» **Supplied data**
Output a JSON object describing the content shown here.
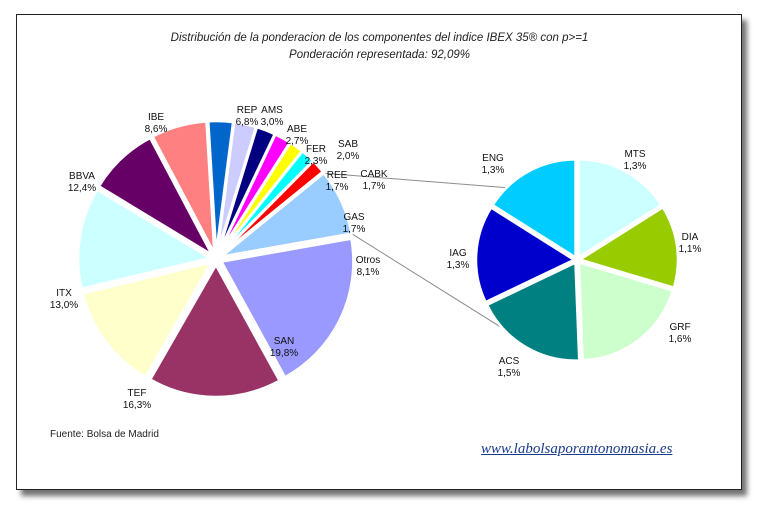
{
  "title": {
    "line1": "Distribución de la ponderacion de los componentes del indice IBEX 35® con p>=1",
    "line2": "Ponderación representada: 92,09%"
  },
  "source": "Fuente: Bolsa de Madrid",
  "website": "www.labolsaporantonomasia.es",
  "chart_data": [
    {
      "type": "pie",
      "slices": [
        {
          "label": "SAN",
          "value": 19.8,
          "display": "19,8%",
          "color": "#9999ff"
        },
        {
          "label": "TEF",
          "value": 16.3,
          "display": "16,3%",
          "color": "#993366"
        },
        {
          "label": "ITX",
          "value": 13.0,
          "display": "13,0%",
          "color": "#ffffcc"
        },
        {
          "label": "BBVA",
          "value": 12.4,
          "display": "12,4%",
          "color": "#ccffff"
        },
        {
          "label": "IBE",
          "value": 8.6,
          "display": "8,6%",
          "color": "#660066"
        },
        {
          "label": "REP",
          "value": 6.8,
          "display": "6,8%",
          "color": "#ff8080"
        },
        {
          "label": "AMS",
          "value": 3.0,
          "display": "3,0%",
          "color": "#0066cc"
        },
        {
          "label": "ABE",
          "value": 2.7,
          "display": "2,7%",
          "color": "#ccccff"
        },
        {
          "label": "FER",
          "value": 2.3,
          "display": "2,3%",
          "color": "#000080"
        },
        {
          "label": "SAB",
          "value": 2.0,
          "display": "2,0%",
          "color": "#ff00ff"
        },
        {
          "label": "REE",
          "value": 1.7,
          "display": "1,7%",
          "color": "#ffff00"
        },
        {
          "label": "CABK",
          "value": 1.7,
          "display": "1,7%",
          "color": "#00ffff"
        },
        {
          "label": "GAS",
          "value": 1.7,
          "display": "1,7%",
          "color": "#ff0000"
        },
        {
          "label": "Otros",
          "value": 8.1,
          "display": "8,1%",
          "color": "#99ccff"
        }
      ]
    },
    {
      "type": "pie",
      "slices": [
        {
          "label": "MTS",
          "value": 1.3,
          "display": "1,3%",
          "color": "#ccffff"
        },
        {
          "label": "DIA",
          "value": 1.1,
          "display": "1,1%",
          "color": "#99cc00"
        },
        {
          "label": "GRF",
          "value": 1.6,
          "display": "1,6%",
          "color": "#ccffcc"
        },
        {
          "label": "ACS",
          "value": 1.5,
          "display": "1,5%",
          "color": "#008080"
        },
        {
          "label": "IAG",
          "value": 1.3,
          "display": "1,3%",
          "color": "#0000cc"
        },
        {
          "label": "ENG",
          "value": 1.3,
          "display": "1,3%",
          "color": "#00ccff"
        }
      ]
    }
  ]
}
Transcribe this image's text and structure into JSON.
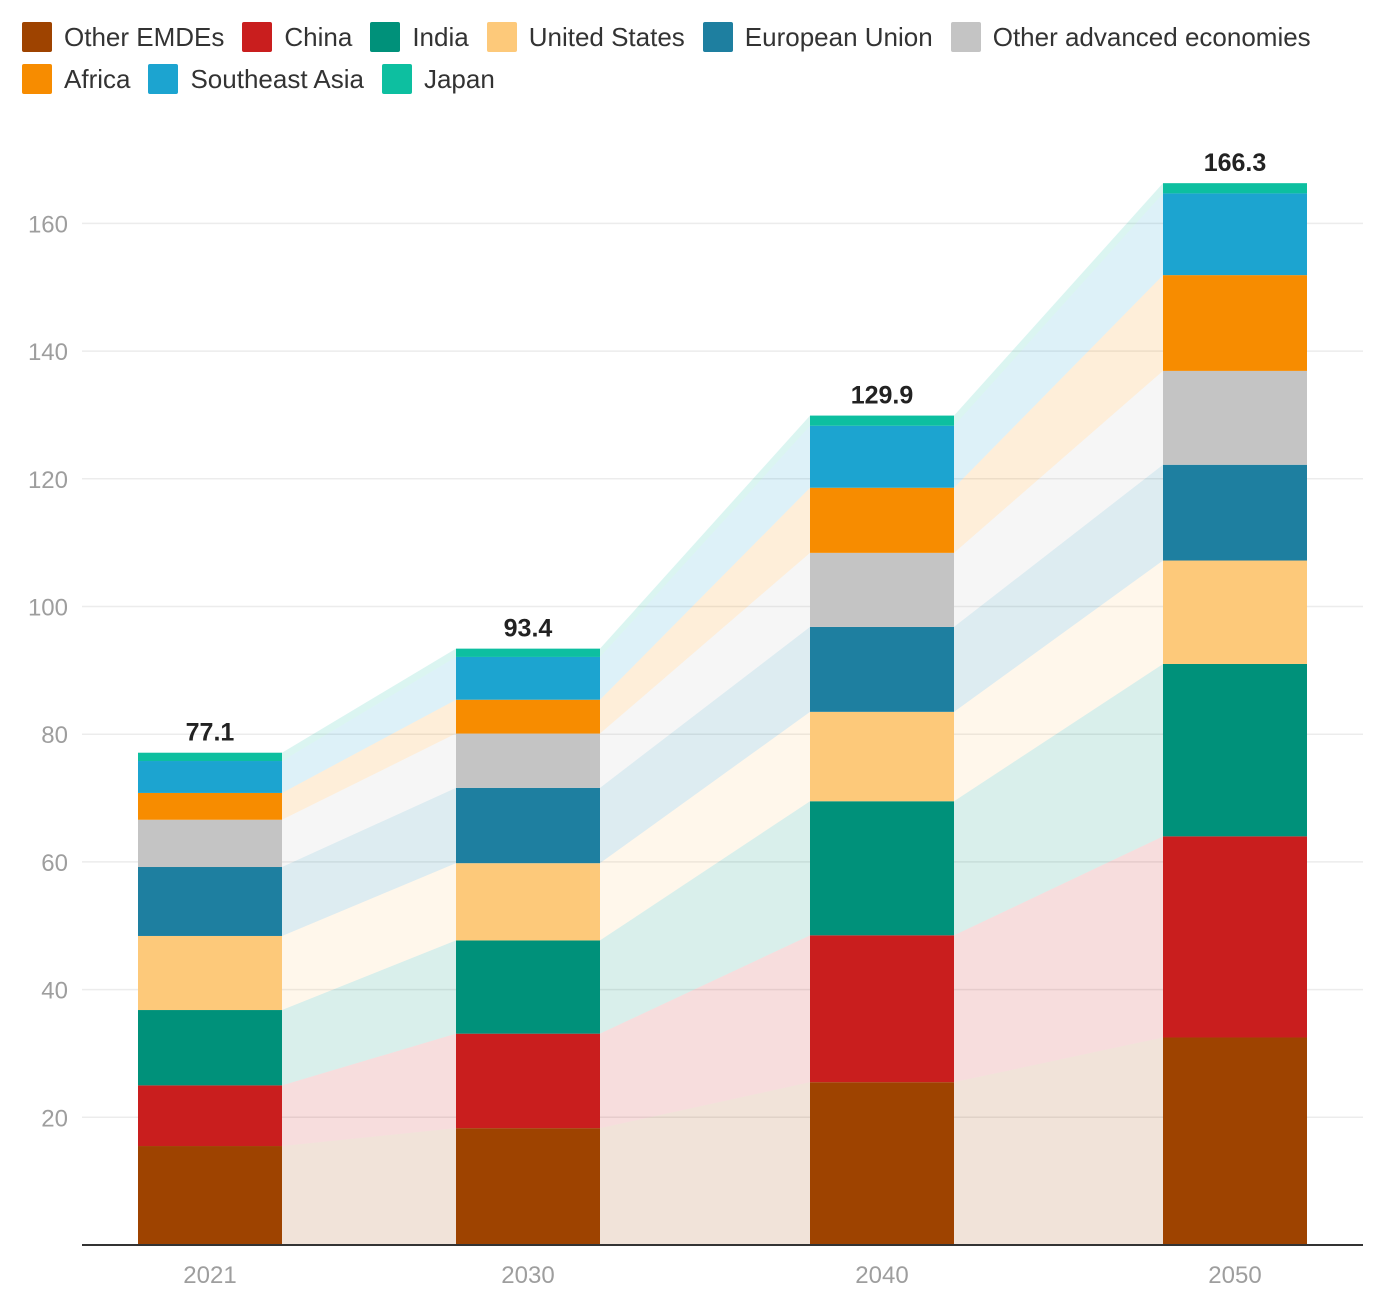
{
  "chart_data": {
    "type": "bar",
    "stacked": true,
    "categories": [
      "2021",
      "2030",
      "2040",
      "2050"
    ],
    "totals": [
      "77.1",
      "93.4",
      "129.9",
      "166.3"
    ],
    "ylim": [
      0,
      170
    ],
    "yticks": [
      20,
      40,
      60,
      80,
      100,
      120,
      140,
      160
    ],
    "grid": true,
    "legend_position": "top",
    "series": [
      {
        "name": "Other EMDEs",
        "color": "#9e4300",
        "values": [
          15.5,
          18.3,
          25.5,
          32.5
        ]
      },
      {
        "name": "China",
        "color": "#c91e1e",
        "values": [
          9.5,
          14.8,
          23.0,
          31.5
        ]
      },
      {
        "name": "India",
        "color": "#00917a",
        "values": [
          11.8,
          14.6,
          21.0,
          27.0
        ]
      },
      {
        "name": "United States",
        "color": "#fdc97a",
        "values": [
          11.6,
          12.1,
          14.0,
          16.2
        ]
      },
      {
        "name": "European Union",
        "color": "#1e7fa0",
        "values": [
          10.8,
          11.8,
          13.3,
          15.0
        ]
      },
      {
        "name": "Other advanced economies",
        "color": "#c4c4c4",
        "values": [
          7.4,
          8.5,
          11.6,
          14.7
        ]
      },
      {
        "name": "Africa",
        "color": "#f78c00",
        "values": [
          4.2,
          5.3,
          10.2,
          15.0
        ]
      },
      {
        "name": "Southeast Asia",
        "color": "#1ca4d0",
        "values": [
          5.0,
          6.7,
          9.7,
          12.8
        ]
      },
      {
        "name": "Japan",
        "color": "#0dbfa0",
        "values": [
          1.3,
          1.3,
          1.6,
          1.6
        ]
      }
    ]
  }
}
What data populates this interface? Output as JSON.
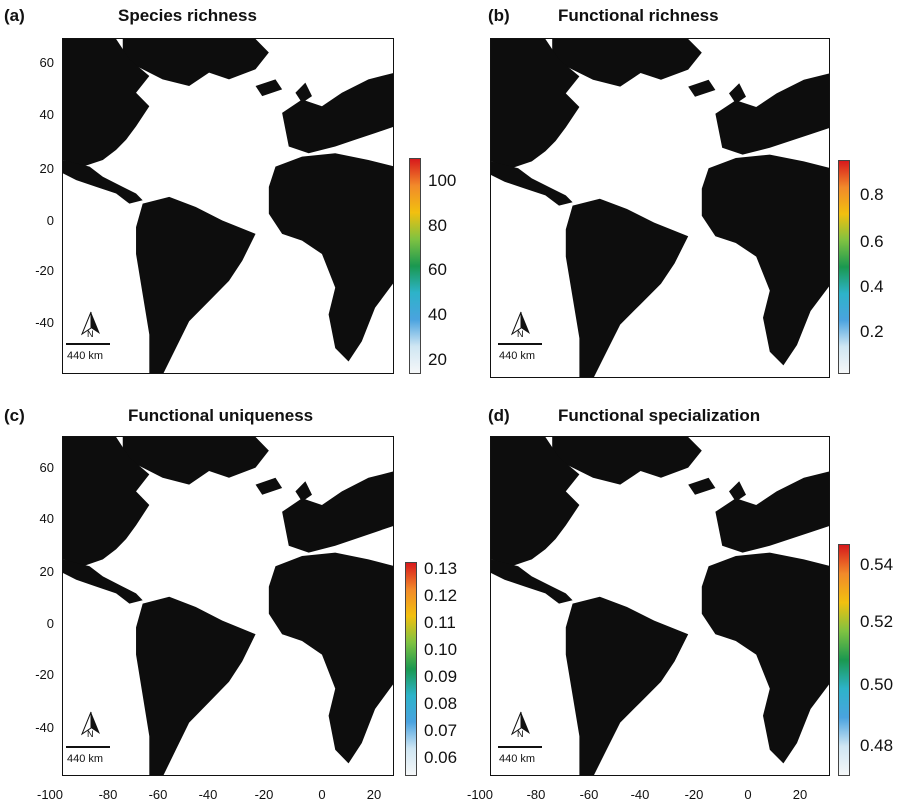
{
  "panels": [
    {
      "letter": "(a)",
      "title": "Species richness",
      "legend": [
        "100",
        "80",
        "60",
        "40",
        "20"
      ],
      "gradient": [
        "#d7191c",
        "#f28a2a",
        "#f2c00f",
        "#7fc241",
        "#1a9850",
        "#2db3c9",
        "#4aa3df",
        "#cfe6f3",
        "#f5f7f8"
      ]
    },
    {
      "letter": "(b)",
      "title": "Functional richness",
      "legend": [
        "0.8",
        "0.6",
        "0.4",
        "0.2"
      ],
      "gradient": [
        "#d7191c",
        "#f28a2a",
        "#f2c00f",
        "#7fc241",
        "#1a9850",
        "#2db3c9",
        "#4aa3df",
        "#cfe6f3",
        "#f5f7f8"
      ]
    },
    {
      "letter": "(c)",
      "title": "Functional uniqueness",
      "legend": [
        "0.13",
        "0.12",
        "0.11",
        "0.10",
        "0.09",
        "0.08",
        "0.07",
        "0.06"
      ],
      "gradient": [
        "#d7191c",
        "#f28a2a",
        "#f2c00f",
        "#7fc241",
        "#1a9850",
        "#2db3c9",
        "#4aa3df",
        "#cfe6f3",
        "#f5f7f8"
      ]
    },
    {
      "letter": "(d)",
      "title": "Functional specialization",
      "legend": [
        "0.54",
        "0.52",
        "0.50",
        "0.48"
      ],
      "gradient": [
        "#d7191c",
        "#f28a2a",
        "#f2c00f",
        "#7fc241",
        "#1a9850",
        "#2db3c9",
        "#4aa3df",
        "#cfe6f3",
        "#f5f7f8"
      ]
    }
  ],
  "yticks": [
    "60",
    "40",
    "20",
    "0",
    "-20",
    "-40"
  ],
  "xticks": [
    "-100",
    "-80",
    "-60",
    "-40",
    "-20",
    "0",
    "20"
  ],
  "scale_label": "440 km",
  "north_label": "N",
  "colors": {
    "land": "#0d0d0d",
    "ocean": "#ffffff",
    "frame": "#111111"
  }
}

» **Task directions**
Copy every line of the data word for word, omitting the images.

» **Final answer**
Output a JSON object describing the content shown here.
{
  "title": {
    "line1": "Distribución de la ponderacion de los componentes del indice IBEX 35® con p>=1",
    "line2": "Ponderación representada: 92,09%"
  },
  "source": "Fuente: Bolsa de Madrid",
  "website": "www.labolsaporantonomasia.es",
  "chart_data": [
    {
      "type": "pie",
      "slices": [
        {
          "label": "SAN",
          "value": 19.8,
          "display": "19,8%",
          "color": "#9999ff"
        },
        {
          "label": "TEF",
          "value": 16.3,
          "display": "16,3%",
          "color": "#993366"
        },
        {
          "label": "ITX",
          "value": 13.0,
          "display": "13,0%",
          "color": "#ffffcc"
        },
        {
          "label": "BBVA",
          "value": 12.4,
          "display": "12,4%",
          "color": "#ccffff"
        },
        {
          "label": "IBE",
          "value": 8.6,
          "display": "8,6%",
          "color": "#660066"
        },
        {
          "label": "REP",
          "value": 6.8,
          "display": "6,8%",
          "color": "#ff8080"
        },
        {
          "label": "AMS",
          "value": 3.0,
          "display": "3,0%",
          "color": "#0066cc"
        },
        {
          "label": "ABE",
          "value": 2.7,
          "display": "2,7%",
          "color": "#ccccff"
        },
        {
          "label": "FER",
          "value": 2.3,
          "display": "2,3%",
          "color": "#000080"
        },
        {
          "label": "SAB",
          "value": 2.0,
          "display": "2,0%",
          "color": "#ff00ff"
        },
        {
          "label": "REE",
          "value": 1.7,
          "display": "1,7%",
          "color": "#ffff00"
        },
        {
          "label": "CABK",
          "value": 1.7,
          "display": "1,7%",
          "color": "#00ffff"
        },
        {
          "label": "GAS",
          "value": 1.7,
          "display": "1,7%",
          "color": "#ff0000"
        },
        {
          "label": "Otros",
          "value": 8.1,
          "display": "8,1%",
          "color": "#99ccff"
        }
      ]
    },
    {
      "type": "pie",
      "slices": [
        {
          "label": "MTS",
          "value": 1.3,
          "display": "1,3%",
          "color": "#ccffff"
        },
        {
          "label": "DIA",
          "value": 1.1,
          "display": "1,1%",
          "color": "#99cc00"
        },
        {
          "label": "GRF",
          "value": 1.6,
          "display": "1,6%",
          "color": "#ccffcc"
        },
        {
          "label": "ACS",
          "value": 1.5,
          "display": "1,5%",
          "color": "#008080"
        },
        {
          "label": "IAG",
          "value": 1.3,
          "display": "1,3%",
          "color": "#0000cc"
        },
        {
          "label": "ENG",
          "value": 1.3,
          "display": "1,3%",
          "color": "#00ccff"
        }
      ]
    }
  ]
}
Transcribe this image's text and structure into JSON.
{
  "chart_data": {
    "type": "bar",
    "stacked": true,
    "categories": [
      "2021",
      "2030",
      "2040",
      "2050"
    ],
    "totals": [
      "77.1",
      "93.4",
      "129.9",
      "166.3"
    ],
    "ylim": [
      0,
      170
    ],
    "yticks": [
      20,
      40,
      60,
      80,
      100,
      120,
      140,
      160
    ],
    "grid": true,
    "legend_position": "top",
    "series": [
      {
        "name": "Other EMDEs",
        "color": "#9e4300",
        "values": [
          15.5,
          18.3,
          25.5,
          32.5
        ]
      },
      {
        "name": "China",
        "color": "#c91e1e",
        "values": [
          9.5,
          14.8,
          23.0,
          31.5
        ]
      },
      {
        "name": "India",
        "color": "#00917a",
        "values": [
          11.8,
          14.6,
          21.0,
          27.0
        ]
      },
      {
        "name": "United States",
        "color": "#fdc97a",
        "values": [
          11.6,
          12.1,
          14.0,
          16.2
        ]
      },
      {
        "name": "European Union",
        "color": "#1e7fa0",
        "values": [
          10.8,
          11.8,
          13.3,
          15.0
        ]
      },
      {
        "name": "Other advanced economies",
        "color": "#c4c4c4",
        "values": [
          7.4,
          8.5,
          11.6,
          14.7
        ]
      },
      {
        "name": "Africa",
        "color": "#f78c00",
        "values": [
          4.2,
          5.3,
          10.2,
          15.0
        ]
      },
      {
        "name": "Southeast Asia",
        "color": "#1ca4d0",
        "values": [
          5.0,
          6.7,
          9.7,
          12.8
        ]
      },
      {
        "name": "Japan",
        "color": "#0dbfa0",
        "values": [
          1.3,
          1.3,
          1.6,
          1.6
        ]
      }
    ]
  }
}
What data populates this interface? Output as JSON.
{
  "panels": [
    {
      "letter": "(a)",
      "title": "Species richness",
      "legend": [
        "100",
        "80",
        "60",
        "40",
        "20"
      ],
      "gradient": [
        "#d7191c",
        "#f28a2a",
        "#f2c00f",
        "#7fc241",
        "#1a9850",
        "#2db3c9",
        "#4aa3df",
        "#cfe6f3",
        "#f5f7f8"
      ]
    },
    {
      "letter": "(b)",
      "title": "Functional richness",
      "legend": [
        "0.8",
        "0.6",
        "0.4",
        "0.2"
      ],
      "gradient": [
        "#d7191c",
        "#f28a2a",
        "#f2c00f",
        "#7fc241",
        "#1a9850",
        "#2db3c9",
        "#4aa3df",
        "#cfe6f3",
        "#f5f7f8"
      ]
    },
    {
      "letter": "(c)",
      "title": "Functional uniqueness",
      "legend": [
        "0.13",
        "0.12",
        "0.11",
        "0.10",
        "0.09",
        "0.08",
        "0.07",
        "0.06"
      ],
      "gradient": [
        "#d7191c",
        "#f28a2a",
        "#f2c00f",
        "#7fc241",
        "#1a9850",
        "#2db3c9",
        "#4aa3df",
        "#cfe6f3",
        "#f5f7f8"
      ]
    },
    {
      "letter": "(d)",
      "title": "Functional specialization",
      "legend": [
        "0.54",
        "0.52",
        "0.50",
        "0.48"
      ],
      "gradient": [
        "#d7191c",
        "#f28a2a",
        "#f2c00f",
        "#7fc241",
        "#1a9850",
        "#2db3c9",
        "#4aa3df",
        "#cfe6f3",
        "#f5f7f8"
      ]
    }
  ],
  "yticks": [
    "60",
    "40",
    "20",
    "0",
    "-20",
    "-40"
  ],
  "xticks": [
    "-100",
    "-80",
    "-60",
    "-40",
    "-20",
    "0",
    "20"
  ],
  "scale_label": "440 km",
  "north_label": "N",
  "colors": {
    "land": "#0d0d0d",
    "ocean": "#ffffff",
    "frame": "#111111"
  }
}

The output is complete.